*GIVEN REQUEST:* Spot each line that carries the word "ограничение"; copy those lines.

*RECORDED DATA:*
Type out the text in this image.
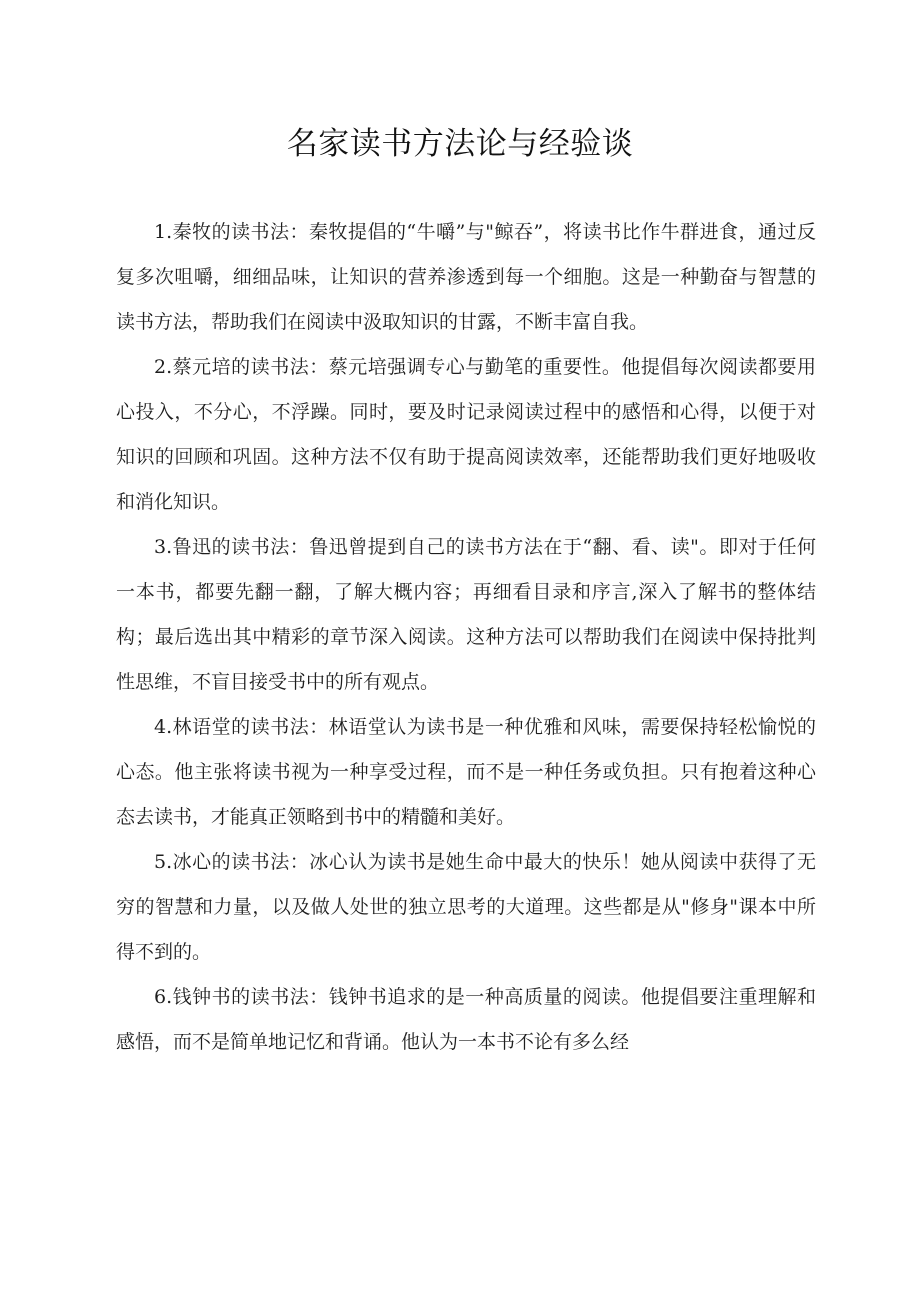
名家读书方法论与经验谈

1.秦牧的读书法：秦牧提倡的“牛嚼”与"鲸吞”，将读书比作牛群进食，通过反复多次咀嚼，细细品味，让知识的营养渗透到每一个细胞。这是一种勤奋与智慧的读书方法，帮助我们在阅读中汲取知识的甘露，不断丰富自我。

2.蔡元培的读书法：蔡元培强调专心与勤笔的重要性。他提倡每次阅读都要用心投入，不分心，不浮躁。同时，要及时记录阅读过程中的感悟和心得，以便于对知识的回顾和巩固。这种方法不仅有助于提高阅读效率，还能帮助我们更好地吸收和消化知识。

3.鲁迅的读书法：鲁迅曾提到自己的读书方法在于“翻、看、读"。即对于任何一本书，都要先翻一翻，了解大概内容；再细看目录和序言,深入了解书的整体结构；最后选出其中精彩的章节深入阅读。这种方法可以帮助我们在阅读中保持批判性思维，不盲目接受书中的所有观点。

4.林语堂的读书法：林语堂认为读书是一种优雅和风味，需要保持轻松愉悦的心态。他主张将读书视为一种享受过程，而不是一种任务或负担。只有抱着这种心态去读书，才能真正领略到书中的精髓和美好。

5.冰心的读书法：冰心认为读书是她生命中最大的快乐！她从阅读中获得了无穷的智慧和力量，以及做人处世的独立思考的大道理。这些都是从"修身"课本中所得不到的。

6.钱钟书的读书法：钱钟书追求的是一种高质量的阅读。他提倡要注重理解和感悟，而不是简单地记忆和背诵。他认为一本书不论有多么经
==
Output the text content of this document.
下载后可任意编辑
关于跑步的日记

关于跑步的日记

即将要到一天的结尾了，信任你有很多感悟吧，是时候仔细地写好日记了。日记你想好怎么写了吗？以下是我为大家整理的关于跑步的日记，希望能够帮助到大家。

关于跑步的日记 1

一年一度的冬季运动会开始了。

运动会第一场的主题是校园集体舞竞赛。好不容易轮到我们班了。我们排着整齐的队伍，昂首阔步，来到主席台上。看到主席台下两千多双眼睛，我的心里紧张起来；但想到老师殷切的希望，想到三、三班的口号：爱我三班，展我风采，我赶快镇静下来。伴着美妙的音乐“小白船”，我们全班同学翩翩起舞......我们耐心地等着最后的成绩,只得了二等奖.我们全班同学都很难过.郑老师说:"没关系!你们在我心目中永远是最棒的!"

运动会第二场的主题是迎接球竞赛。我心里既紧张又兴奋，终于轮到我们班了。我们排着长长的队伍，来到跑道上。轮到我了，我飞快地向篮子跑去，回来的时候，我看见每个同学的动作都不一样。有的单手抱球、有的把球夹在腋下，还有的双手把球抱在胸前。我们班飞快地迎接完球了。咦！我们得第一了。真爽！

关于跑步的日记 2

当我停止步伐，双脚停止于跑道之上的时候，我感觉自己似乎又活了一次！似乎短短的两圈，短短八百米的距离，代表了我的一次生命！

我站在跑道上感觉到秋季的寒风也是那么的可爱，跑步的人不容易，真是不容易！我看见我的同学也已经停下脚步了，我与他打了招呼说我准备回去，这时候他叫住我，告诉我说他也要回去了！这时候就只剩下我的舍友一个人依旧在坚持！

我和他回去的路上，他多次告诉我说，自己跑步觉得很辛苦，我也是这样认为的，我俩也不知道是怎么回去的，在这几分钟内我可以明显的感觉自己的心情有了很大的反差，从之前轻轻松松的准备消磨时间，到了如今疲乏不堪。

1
* * *
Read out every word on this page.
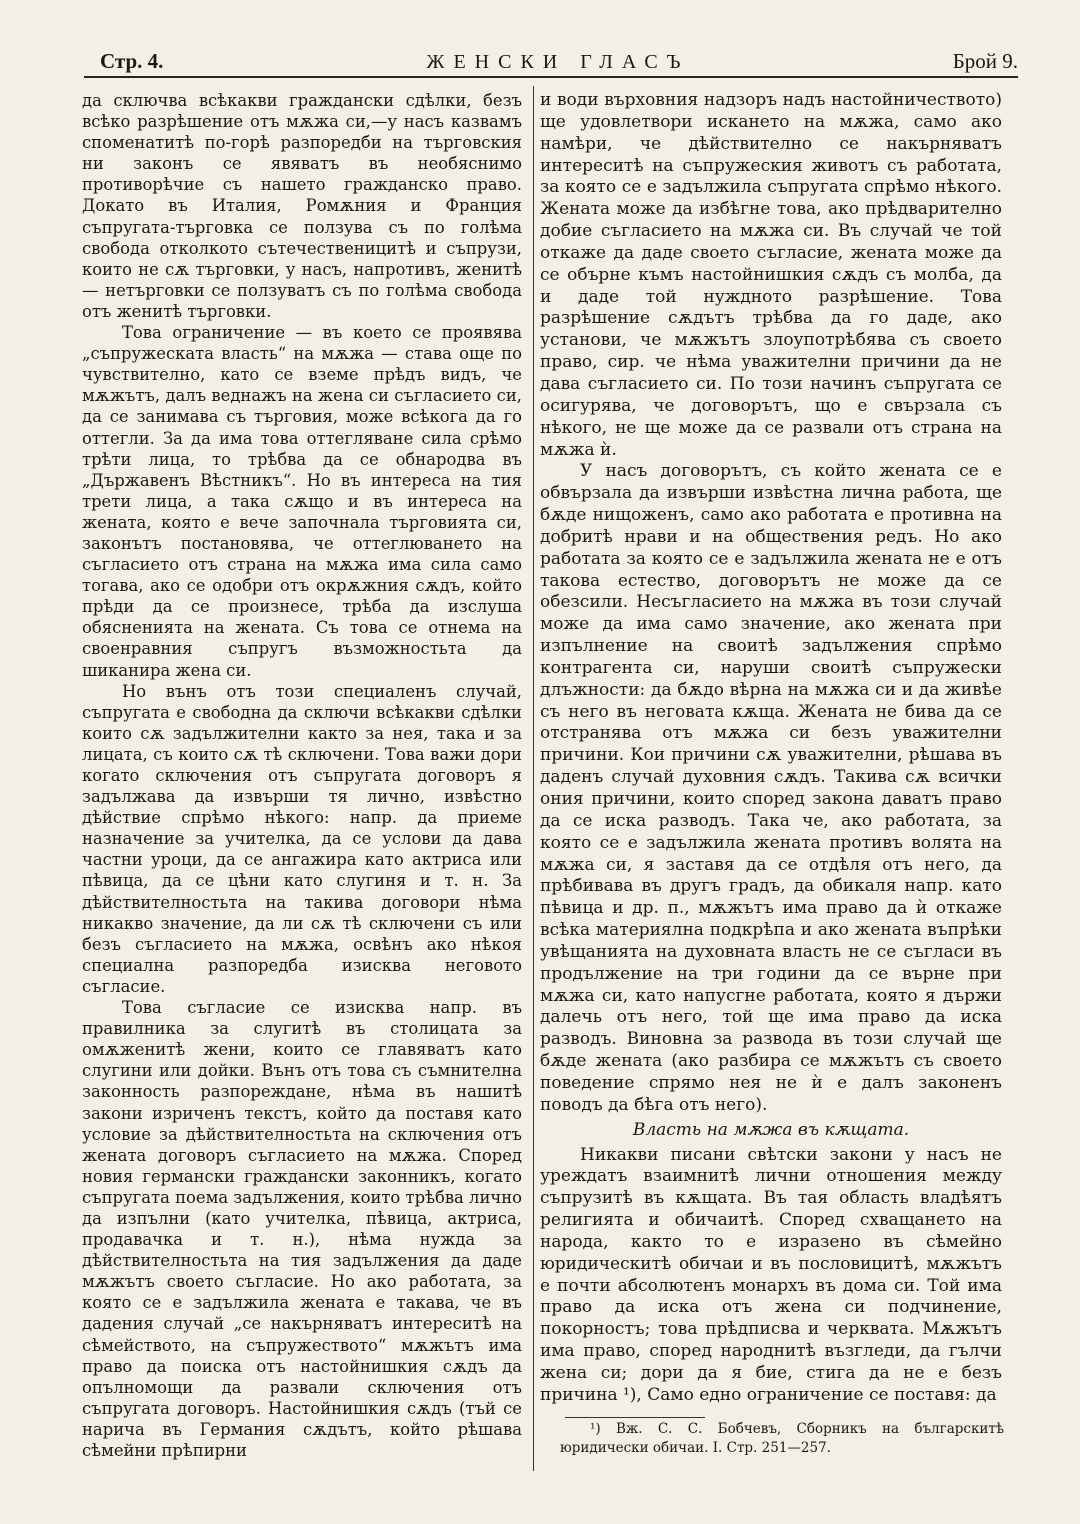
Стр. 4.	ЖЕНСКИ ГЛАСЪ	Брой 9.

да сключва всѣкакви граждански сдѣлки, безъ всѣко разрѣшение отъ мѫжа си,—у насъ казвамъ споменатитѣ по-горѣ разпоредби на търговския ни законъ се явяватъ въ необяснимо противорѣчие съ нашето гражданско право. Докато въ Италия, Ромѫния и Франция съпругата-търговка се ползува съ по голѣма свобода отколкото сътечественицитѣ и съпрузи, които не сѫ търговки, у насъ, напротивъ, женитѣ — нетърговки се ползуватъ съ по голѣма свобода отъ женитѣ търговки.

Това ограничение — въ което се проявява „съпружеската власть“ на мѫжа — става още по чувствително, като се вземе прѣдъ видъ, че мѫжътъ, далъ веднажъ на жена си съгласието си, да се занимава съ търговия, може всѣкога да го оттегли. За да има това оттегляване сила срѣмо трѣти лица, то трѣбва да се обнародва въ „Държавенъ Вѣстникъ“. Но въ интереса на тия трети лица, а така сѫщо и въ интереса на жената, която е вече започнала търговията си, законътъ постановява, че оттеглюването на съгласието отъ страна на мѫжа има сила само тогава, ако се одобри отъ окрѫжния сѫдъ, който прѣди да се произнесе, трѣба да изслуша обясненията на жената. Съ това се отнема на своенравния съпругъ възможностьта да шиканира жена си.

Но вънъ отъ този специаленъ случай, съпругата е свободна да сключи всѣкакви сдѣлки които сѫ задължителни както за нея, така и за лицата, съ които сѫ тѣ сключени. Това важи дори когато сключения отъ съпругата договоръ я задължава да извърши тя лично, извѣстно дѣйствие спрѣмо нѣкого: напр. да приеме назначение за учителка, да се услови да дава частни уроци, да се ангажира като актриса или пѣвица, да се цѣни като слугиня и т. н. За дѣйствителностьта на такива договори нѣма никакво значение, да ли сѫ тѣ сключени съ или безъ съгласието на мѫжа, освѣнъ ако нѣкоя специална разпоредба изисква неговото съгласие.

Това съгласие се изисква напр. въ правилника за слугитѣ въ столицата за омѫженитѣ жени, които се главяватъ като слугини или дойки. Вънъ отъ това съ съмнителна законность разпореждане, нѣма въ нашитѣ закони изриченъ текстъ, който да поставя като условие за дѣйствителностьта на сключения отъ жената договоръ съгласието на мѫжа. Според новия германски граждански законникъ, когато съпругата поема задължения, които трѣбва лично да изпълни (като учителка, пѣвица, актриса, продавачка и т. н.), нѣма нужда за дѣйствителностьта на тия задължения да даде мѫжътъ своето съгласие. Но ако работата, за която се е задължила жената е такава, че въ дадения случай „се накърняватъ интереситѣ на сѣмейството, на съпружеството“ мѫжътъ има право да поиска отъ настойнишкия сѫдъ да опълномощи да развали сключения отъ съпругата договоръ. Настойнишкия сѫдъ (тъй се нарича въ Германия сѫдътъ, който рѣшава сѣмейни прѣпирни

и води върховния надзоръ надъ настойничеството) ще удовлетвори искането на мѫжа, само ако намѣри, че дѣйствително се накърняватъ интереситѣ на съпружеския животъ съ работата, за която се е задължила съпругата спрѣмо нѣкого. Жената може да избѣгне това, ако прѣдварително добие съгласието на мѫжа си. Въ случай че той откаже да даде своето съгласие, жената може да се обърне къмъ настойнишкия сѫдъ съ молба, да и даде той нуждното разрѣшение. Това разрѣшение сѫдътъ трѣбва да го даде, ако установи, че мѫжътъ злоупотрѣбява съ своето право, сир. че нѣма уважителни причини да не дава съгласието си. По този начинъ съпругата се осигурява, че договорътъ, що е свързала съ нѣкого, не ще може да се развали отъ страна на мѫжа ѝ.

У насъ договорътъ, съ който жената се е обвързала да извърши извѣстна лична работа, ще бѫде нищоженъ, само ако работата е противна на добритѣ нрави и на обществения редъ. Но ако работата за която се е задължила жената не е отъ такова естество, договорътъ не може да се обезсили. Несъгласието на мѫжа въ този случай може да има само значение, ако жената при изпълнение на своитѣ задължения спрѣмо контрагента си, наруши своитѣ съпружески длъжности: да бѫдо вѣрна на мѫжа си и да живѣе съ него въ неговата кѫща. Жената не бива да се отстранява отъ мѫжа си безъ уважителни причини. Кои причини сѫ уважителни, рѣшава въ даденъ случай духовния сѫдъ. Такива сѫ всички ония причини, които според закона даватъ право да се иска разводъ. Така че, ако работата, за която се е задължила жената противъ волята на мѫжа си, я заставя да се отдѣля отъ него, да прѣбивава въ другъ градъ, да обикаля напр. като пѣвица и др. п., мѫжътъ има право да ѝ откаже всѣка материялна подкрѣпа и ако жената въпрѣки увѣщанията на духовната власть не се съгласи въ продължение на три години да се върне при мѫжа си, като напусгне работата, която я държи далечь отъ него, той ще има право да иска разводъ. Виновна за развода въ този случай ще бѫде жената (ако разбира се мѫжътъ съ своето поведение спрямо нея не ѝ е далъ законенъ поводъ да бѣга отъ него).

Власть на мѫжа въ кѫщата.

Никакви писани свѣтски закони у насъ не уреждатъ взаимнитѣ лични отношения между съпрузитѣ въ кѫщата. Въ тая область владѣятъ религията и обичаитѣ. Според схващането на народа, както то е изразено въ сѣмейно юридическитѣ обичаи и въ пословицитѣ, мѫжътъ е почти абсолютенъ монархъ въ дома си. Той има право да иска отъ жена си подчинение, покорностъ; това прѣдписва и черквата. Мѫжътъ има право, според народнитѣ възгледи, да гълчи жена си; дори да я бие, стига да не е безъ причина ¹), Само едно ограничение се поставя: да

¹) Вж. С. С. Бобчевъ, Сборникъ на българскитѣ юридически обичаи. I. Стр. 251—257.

*ANSWER TO THE EXERCISE:*
Това ограничение — въ което се проявява „съпружеската власть“ на мѫжа — става още по чувствително, като се вземе прѣдъ видъ, че мѫжътъ, далъ веднажъ на жена си съгласието си, да се занимава съ търговия, може всѣкога да го оттегли. За да има това оттегляване сила срѣмо трѣти лица, то трѣбва да се обнародва въ „Държавенъ Вѣстникъ“. Но въ интереса на тия трети лица, а така сѫщо и въ интереса на жената, която е вече започнала търговията си, законътъ постановява, че оттеглюването на съгласието отъ страна на мѫжа има сила само тогава, ако се одобри отъ окрѫжния сѫдъ, който прѣди да се произнесе, трѣба да изслуша обясненията на жената. Съ това се отнема на своенравния съпругъ възможностьта да шиканира жена си.
Никакви писани свѣтски закони у насъ не уреждатъ взаимнитѣ лични отношения между съпрузитѣ въ кѫщата. Въ тая область владѣятъ религията и обичаитѣ. Според схващането на народа, както то е изразено въ сѣмейно юридическитѣ обичаи и въ пословицитѣ, мѫжътъ е почти абсолютенъ монархъ въ дома си. Той има право да иска отъ жена си подчинение, покорностъ; това прѣдписва и черквата. Мѫжътъ има право, според народнитѣ възгледи, да гълчи жена си; дори да я бие, стига да не е безъ причина ¹), Само едно ограничение се поставя: да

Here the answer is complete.